» **Records provided**:
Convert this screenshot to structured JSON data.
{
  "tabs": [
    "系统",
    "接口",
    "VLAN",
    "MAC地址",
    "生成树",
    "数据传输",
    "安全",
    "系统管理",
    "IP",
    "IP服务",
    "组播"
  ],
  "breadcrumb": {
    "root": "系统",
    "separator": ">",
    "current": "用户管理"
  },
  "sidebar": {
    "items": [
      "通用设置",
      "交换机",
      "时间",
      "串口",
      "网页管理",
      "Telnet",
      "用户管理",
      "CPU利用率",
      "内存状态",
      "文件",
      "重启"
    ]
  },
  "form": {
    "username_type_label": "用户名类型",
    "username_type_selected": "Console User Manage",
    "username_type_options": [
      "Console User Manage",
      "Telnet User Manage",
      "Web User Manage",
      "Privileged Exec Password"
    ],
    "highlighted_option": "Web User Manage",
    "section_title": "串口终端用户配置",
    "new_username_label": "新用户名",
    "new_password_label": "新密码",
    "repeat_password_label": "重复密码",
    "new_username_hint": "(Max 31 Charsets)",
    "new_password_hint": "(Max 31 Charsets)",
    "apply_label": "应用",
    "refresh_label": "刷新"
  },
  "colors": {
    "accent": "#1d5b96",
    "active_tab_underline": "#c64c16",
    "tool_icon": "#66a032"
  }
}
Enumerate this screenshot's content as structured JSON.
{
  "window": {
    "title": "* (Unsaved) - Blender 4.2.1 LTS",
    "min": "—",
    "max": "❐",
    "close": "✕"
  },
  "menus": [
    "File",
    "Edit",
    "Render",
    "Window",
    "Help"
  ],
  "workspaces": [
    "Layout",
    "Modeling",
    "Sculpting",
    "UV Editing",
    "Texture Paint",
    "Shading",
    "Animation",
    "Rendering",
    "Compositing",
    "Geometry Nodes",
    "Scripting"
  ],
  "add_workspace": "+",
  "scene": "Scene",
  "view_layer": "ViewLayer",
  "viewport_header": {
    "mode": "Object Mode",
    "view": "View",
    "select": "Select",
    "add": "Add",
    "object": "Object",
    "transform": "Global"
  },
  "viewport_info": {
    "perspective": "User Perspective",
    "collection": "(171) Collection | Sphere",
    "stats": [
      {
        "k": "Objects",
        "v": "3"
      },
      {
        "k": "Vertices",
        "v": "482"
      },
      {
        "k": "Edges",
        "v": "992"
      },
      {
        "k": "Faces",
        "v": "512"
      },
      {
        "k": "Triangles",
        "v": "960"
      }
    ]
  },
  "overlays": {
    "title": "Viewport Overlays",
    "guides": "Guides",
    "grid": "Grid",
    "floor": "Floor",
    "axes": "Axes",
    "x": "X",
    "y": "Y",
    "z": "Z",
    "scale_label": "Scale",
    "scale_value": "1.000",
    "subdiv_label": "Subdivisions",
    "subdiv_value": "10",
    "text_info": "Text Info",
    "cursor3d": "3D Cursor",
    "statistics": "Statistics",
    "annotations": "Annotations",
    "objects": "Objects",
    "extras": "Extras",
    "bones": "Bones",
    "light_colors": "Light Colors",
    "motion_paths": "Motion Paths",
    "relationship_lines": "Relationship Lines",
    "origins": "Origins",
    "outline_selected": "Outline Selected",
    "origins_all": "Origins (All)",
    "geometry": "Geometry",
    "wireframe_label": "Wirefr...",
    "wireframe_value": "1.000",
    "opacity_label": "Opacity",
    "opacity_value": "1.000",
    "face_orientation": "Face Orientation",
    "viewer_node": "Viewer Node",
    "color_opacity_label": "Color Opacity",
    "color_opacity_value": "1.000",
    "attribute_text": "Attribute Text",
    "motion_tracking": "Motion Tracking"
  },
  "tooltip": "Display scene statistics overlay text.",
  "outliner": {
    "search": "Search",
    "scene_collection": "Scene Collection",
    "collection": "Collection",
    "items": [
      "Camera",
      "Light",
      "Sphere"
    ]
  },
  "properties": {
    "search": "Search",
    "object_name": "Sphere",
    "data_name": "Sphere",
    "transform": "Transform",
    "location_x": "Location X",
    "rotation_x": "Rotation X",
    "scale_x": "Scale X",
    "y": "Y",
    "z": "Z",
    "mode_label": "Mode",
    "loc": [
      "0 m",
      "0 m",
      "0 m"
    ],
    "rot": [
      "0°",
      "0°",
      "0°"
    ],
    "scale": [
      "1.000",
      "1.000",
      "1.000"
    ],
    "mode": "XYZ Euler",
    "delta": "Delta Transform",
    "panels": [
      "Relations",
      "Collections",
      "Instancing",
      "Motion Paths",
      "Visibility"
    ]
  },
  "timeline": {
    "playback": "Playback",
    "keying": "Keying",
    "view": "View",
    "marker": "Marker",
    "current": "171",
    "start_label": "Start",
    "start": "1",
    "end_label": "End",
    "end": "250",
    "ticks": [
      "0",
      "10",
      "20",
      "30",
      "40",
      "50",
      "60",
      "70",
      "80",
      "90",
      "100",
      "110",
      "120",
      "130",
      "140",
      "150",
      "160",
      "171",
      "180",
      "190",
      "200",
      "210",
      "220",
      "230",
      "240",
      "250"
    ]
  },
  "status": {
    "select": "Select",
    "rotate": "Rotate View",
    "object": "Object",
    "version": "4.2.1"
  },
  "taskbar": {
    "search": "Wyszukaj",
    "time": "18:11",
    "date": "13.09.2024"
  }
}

» **Exercise**: Please quote the records above exactly, without skipping a line.

» **Result**:
Convert this screenshot to structured JSON data.
{
  "tabs": [
    "系统",
    "接口",
    "VLAN",
    "MAC地址",
    "生成树",
    "数据传输",
    "安全",
    "系统管理",
    "IP",
    "IP服务",
    "组播"
  ],
  "breadcrumb": {
    "root": "系统",
    "separator": ">",
    "current": "用户管理"
  },
  "sidebar": {
    "items": [
      "通用设置",
      "交换机",
      "时间",
      "串口",
      "网页管理",
      "Telnet",
      "用户管理",
      "CPU利用率",
      "内存状态",
      "文件",
      "重启"
    ]
  },
  "form": {
    "username_type_label": "用户名类型",
    "username_type_selected": "Console User Manage",
    "username_type_options": [
      "Console User Manage",
      "Telnet User Manage",
      "Web User Manage",
      "Privileged Exec Password"
    ],
    "highlighted_option": "Web User Manage",
    "section_title": "串口终端用户配置",
    "new_username_label": "新用户名",
    "new_password_label": "新密码",
    "repeat_password_label": "重复密码",
    "new_username_hint": "(Max 31 Charsets)",
    "new_password_hint": "(Max 31 Charsets)",
    "apply_label": "应用",
    "refresh_label": "刷新"
  },
  "colors": {
    "accent": "#1d5b96",
    "active_tab_underline": "#c64c16",
    "tool_icon": "#66a032"
  }
}
Enumerate this screenshot's content as structured JSON.
{
  "window": {
    "title": "* (Unsaved) - Blender 4.2.1 LTS",
    "min": "—",
    "max": "❐",
    "close": "✕"
  },
  "menus": [
    "File",
    "Edit",
    "Render",
    "Window",
    "Help"
  ],
  "workspaces": [
    "Layout",
    "Modeling",
    "Sculpting",
    "UV Editing",
    "Texture Paint",
    "Shading",
    "Animation",
    "Rendering",
    "Compositing",
    "Geometry Nodes",
    "Scripting"
  ],
  "add_workspace": "+",
  "scene": "Scene",
  "view_layer": "ViewLayer",
  "viewport_header": {
    "mode": "Object Mode",
    "view": "View",
    "select": "Select",
    "add": "Add",
    "object": "Object",
    "transform": "Global"
  },
  "viewport_info": {
    "perspective": "User Perspective",
    "collection": "(171) Collection | Sphere",
    "stats": [
      {
        "k": "Objects",
        "v": "3"
      },
      {
        "k": "Vertices",
        "v": "482"
      },
      {
        "k": "Edges",
        "v": "992"
      },
      {
        "k": "Faces",
        "v": "512"
      },
      {
        "k": "Triangles",
        "v": "960"
      }
    ]
  },
  "overlays": {
    "title": "Viewport Overlays",
    "guides": "Guides",
    "grid": "Grid",
    "floor": "Floor",
    "axes": "Axes",
    "x": "X",
    "y": "Y",
    "z": "Z",
    "scale_label": "Scale",
    "scale_value": "1.000",
    "subdiv_label": "Subdivisions",
    "subdiv_value": "10",
    "text_info": "Text Info",
    "cursor3d": "3D Cursor",
    "statistics": "Statistics",
    "annotations": "Annotations",
    "objects": "Objects",
    "extras": "Extras",
    "bones": "Bones",
    "light_colors": "Light Colors",
    "motion_paths": "Motion Paths",
    "relationship_lines": "Relationship Lines",
    "origins": "Origins",
    "outline_selected": "Outline Selected",
    "origins_all": "Origins (All)",
    "geometry": "Geometry",
    "wireframe_label": "Wirefr...",
    "wireframe_value": "1.000",
    "opacity_label": "Opacity",
    "opacity_value": "1.000",
    "face_orientation": "Face Orientation",
    "viewer_node": "Viewer Node",
    "color_opacity_label": "Color Opacity",
    "color_opacity_value": "1.000",
    "attribute_text": "Attribute Text",
    "motion_tracking": "Motion Tracking"
  },
  "tooltip": "Display scene statistics overlay text.",
  "outliner": {
    "search": "Search",
    "scene_collection": "Scene Collection",
    "collection": "Collection",
    "items": [
      "Camera",
      "Light",
      "Sphere"
    ]
  },
  "properties": {
    "search": "Search",
    "object_name": "Sphere",
    "data_name": "Sphere",
    "transform": "Transform",
    "location_x": "Location X",
    "rotation_x": "Rotation X",
    "scale_x": "Scale X",
    "y": "Y",
    "z": "Z",
    "mode_label": "Mode",
    "loc": [
      "0 m",
      "0 m",
      "0 m"
    ],
    "rot": [
      "0°",
      "0°",
      "0°"
    ],
    "scale": [
      "1.000",
      "1.000",
      "1.000"
    ],
    "mode": "XYZ Euler",
    "delta": "Delta Transform",
    "panels": [
      "Relations",
      "Collections",
      "Instancing",
      "Motion Paths",
      "Visibility"
    ]
  },
  "timeline": {
    "playback": "Playback",
    "keying": "Keying",
    "view": "View",
    "marker": "Marker",
    "current": "171",
    "start_label": "Start",
    "start": "1",
    "end_label": "End",
    "end": "250",
    "ticks": [
      "0",
      "10",
      "20",
      "30",
      "40",
      "50",
      "60",
      "70",
      "80",
      "90",
      "100",
      "110",
      "120",
      "130",
      "140",
      "150",
      "160",
      "171",
      "180",
      "190",
      "200",
      "210",
      "220",
      "230",
      "240",
      "250"
    ]
  },
  "status": {
    "select": "Select",
    "rotate": "Rotate View",
    "object": "Object",
    "version": "4.2.1"
  },
  "taskbar": {
    "search": "Wyszukaj",
    "time": "18:11",
    "date": "13.09.2024"
  }
}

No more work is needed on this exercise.